[Exercise inputs]
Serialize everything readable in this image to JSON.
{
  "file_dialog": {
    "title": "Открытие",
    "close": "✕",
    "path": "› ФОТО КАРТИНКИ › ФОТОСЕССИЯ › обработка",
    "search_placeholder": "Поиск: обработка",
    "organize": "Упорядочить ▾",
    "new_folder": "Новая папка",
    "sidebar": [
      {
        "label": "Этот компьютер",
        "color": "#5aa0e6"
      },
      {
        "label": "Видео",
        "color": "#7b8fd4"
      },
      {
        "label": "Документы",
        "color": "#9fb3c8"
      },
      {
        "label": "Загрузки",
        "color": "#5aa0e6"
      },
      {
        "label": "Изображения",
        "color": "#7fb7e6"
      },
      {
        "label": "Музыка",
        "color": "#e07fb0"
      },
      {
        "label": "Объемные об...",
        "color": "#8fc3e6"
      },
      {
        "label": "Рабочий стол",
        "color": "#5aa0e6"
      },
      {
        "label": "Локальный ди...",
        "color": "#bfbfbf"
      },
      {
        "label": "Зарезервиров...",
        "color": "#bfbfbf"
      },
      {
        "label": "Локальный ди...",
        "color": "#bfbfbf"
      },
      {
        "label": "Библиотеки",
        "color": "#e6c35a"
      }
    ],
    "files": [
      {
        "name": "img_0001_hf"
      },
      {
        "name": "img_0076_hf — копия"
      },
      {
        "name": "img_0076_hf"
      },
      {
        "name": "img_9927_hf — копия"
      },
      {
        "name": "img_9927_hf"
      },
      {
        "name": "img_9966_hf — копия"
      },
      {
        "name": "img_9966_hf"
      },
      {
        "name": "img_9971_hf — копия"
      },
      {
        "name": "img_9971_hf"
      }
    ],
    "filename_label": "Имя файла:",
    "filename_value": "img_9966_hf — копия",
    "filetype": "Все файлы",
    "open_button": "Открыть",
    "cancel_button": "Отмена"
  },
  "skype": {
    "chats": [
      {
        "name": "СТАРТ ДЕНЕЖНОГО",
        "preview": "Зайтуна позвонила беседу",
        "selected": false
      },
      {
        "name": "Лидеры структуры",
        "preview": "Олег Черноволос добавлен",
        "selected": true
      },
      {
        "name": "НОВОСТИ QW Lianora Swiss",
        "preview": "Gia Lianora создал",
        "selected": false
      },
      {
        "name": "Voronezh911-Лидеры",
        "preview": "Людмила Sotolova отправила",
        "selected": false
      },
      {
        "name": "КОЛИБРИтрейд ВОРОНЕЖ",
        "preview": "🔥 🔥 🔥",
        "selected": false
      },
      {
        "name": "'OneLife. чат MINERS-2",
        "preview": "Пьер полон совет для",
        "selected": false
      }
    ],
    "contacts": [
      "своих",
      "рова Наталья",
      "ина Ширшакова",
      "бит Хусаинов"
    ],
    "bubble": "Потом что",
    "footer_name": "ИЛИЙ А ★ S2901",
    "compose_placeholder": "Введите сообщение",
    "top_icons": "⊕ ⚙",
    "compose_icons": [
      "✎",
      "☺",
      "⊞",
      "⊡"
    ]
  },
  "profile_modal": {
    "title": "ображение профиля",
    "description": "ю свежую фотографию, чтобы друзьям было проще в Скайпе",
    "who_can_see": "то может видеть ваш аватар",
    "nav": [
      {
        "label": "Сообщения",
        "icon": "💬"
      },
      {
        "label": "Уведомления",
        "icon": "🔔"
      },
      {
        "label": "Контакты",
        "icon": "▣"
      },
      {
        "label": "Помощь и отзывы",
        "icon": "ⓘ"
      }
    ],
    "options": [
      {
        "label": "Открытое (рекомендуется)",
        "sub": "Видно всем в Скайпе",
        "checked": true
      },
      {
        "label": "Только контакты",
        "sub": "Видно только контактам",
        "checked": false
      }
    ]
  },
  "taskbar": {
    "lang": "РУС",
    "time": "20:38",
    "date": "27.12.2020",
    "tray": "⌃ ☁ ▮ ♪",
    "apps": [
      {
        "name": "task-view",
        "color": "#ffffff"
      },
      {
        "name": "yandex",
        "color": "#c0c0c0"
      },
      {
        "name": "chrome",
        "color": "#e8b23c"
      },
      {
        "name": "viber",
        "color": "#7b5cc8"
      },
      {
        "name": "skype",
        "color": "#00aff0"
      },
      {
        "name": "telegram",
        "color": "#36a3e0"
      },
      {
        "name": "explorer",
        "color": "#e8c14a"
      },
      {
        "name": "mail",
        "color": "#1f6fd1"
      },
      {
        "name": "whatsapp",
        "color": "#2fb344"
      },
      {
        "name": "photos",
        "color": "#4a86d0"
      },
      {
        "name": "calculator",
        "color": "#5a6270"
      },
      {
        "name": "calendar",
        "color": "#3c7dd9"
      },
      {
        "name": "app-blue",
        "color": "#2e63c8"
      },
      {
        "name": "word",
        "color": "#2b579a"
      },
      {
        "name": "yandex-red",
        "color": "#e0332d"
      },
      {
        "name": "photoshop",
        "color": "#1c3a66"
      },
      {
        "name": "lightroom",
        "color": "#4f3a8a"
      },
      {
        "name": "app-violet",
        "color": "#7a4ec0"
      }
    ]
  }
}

[Stated goal]
Write every record out again, unaltered.

[Response for this exercise]
Serialize everything readable in this image to JSON.
{
  "file_dialog": {
    "title": "Открытие",
    "close": "✕",
    "path": "› ФОТО КАРТИНКИ › ФОТОСЕССИЯ › обработка",
    "search_placeholder": "Поиск: обработка",
    "organize": "Упорядочить ▾",
    "new_folder": "Новая папка",
    "sidebar": [
      {
        "label": "Этот компьютер",
        "color": "#5aa0e6"
      },
      {
        "label": "Видео",
        "color": "#7b8fd4"
      },
      {
        "label": "Документы",
        "color": "#9fb3c8"
      },
      {
        "label": "Загрузки",
        "color": "#5aa0e6"
      },
      {
        "label": "Изображения",
        "color": "#7fb7e6"
      },
      {
        "label": "Музыка",
        "color": "#e07fb0"
      },
      {
        "label": "Объемные об...",
        "color": "#8fc3e6"
      },
      {
        "label": "Рабочий стол",
        "color": "#5aa0e6"
      },
      {
        "label": "Локальный ди...",
        "color": "#bfbfbf"
      },
      {
        "label": "Зарезервиров...",
        "color": "#bfbfbf"
      },
      {
        "label": "Локальный ди...",
        "color": "#bfbfbf"
      },
      {
        "label": "Библиотеки",
        "color": "#e6c35a"
      }
    ],
    "files": [
      {
        "name": "img_0001_hf"
      },
      {
        "name": "img_0076_hf — копия"
      },
      {
        "name": "img_0076_hf"
      },
      {
        "name": "img_9927_hf — копия"
      },
      {
        "name": "img_9927_hf"
      },
      {
        "name": "img_9966_hf — копия"
      },
      {
        "name": "img_9966_hf"
      },
      {
        "name": "img_9971_hf — копия"
      },
      {
        "name": "img_9971_hf"
      }
    ],
    "filename_label": "Имя файла:",
    "filename_value": "img_9966_hf — копия",
    "filetype": "Все файлы",
    "open_button": "Открыть",
    "cancel_button": "Отмена"
  },
  "skype": {
    "chats": [
      {
        "name": "СТАРТ ДЕНЕЖНОГО",
        "preview": "Зайтуна позвонила беседу",
        "selected": false
      },
      {
        "name": "Лидеры структуры",
        "preview": "Олег Черноволос добавлен",
        "selected": true
      },
      {
        "name": "НОВОСТИ QW Lianora Swiss",
        "preview": "Gia Lianora создал",
        "selected": false
      },
      {
        "name": "Voronezh911-Лидеры",
        "preview": "Людмила Sotolova отправила",
        "selected": false
      },
      {
        "name": "КОЛИБРИтрейд ВОРОНЕЖ",
        "preview": "🔥 🔥 🔥",
        "selected": false
      },
      {
        "name": "'OneLife. чат MINERS-2",
        "preview": "Пьер полон совет для",
        "selected": false
      }
    ],
    "contacts": [
      "своих",
      "рова Наталья",
      "ина Ширшакова",
      "бит Хусаинов"
    ],
    "bubble": "Потом что",
    "footer_name": "ИЛИЙ А ★ S2901",
    "compose_placeholder": "Введите сообщение",
    "top_icons": "⊕ ⚙",
    "compose_icons": [
      "✎",
      "☺",
      "⊞",
      "⊡"
    ]
  },
  "profile_modal": {
    "title": "ображение профиля",
    "description": "ю свежую фотографию, чтобы друзьям было проще в Скайпе",
    "who_can_see": "то может видеть ваш аватар",
    "nav": [
      {
        "label": "Сообщения",
        "icon": "💬"
      },
      {
        "label": "Уведомления",
        "icon": "🔔"
      },
      {
        "label": "Контакты",
        "icon": "▣"
      },
      {
        "label": "Помощь и отзывы",
        "icon": "ⓘ"
      }
    ],
    "options": [
      {
        "label": "Открытое (рекомендуется)",
        "sub": "Видно всем в Скайпе",
        "checked": true
      },
      {
        "label": "Только контакты",
        "sub": "Видно только контактам",
        "checked": false
      }
    ]
  },
  "taskbar": {
    "lang": "РУС",
    "time": "20:38",
    "date": "27.12.2020",
    "tray": "⌃ ☁ ▮ ♪",
    "apps": [
      {
        "name": "task-view",
        "color": "#ffffff"
      },
      {
        "name": "yandex",
        "color": "#c0c0c0"
      },
      {
        "name": "chrome",
        "color": "#e8b23c"
      },
      {
        "name": "viber",
        "color": "#7b5cc8"
      },
      {
        "name": "skype",
        "color": "#00aff0"
      },
      {
        "name": "telegram",
        "color": "#36a3e0"
      },
      {
        "name": "explorer",
        "color": "#e8c14a"
      },
      {
        "name": "mail",
        "color": "#1f6fd1"
      },
      {
        "name": "whatsapp",
        "color": "#2fb344"
      },
      {
        "name": "photos",
        "color": "#4a86d0"
      },
      {
        "name": "calculator",
        "color": "#5a6270"
      },
      {
        "name": "calendar",
        "color": "#3c7dd9"
      },
      {
        "name": "app-blue",
        "color": "#2e63c8"
      },
      {
        "name": "word",
        "color": "#2b579a"
      },
      {
        "name": "yandex-red",
        "color": "#e0332d"
      },
      {
        "name": "photoshop",
        "color": "#1c3a66"
      },
      {
        "name": "lightroom",
        "color": "#4f3a8a"
      },
      {
        "name": "app-violet",
        "color": "#7a4ec0"
      }
    ]
  }
}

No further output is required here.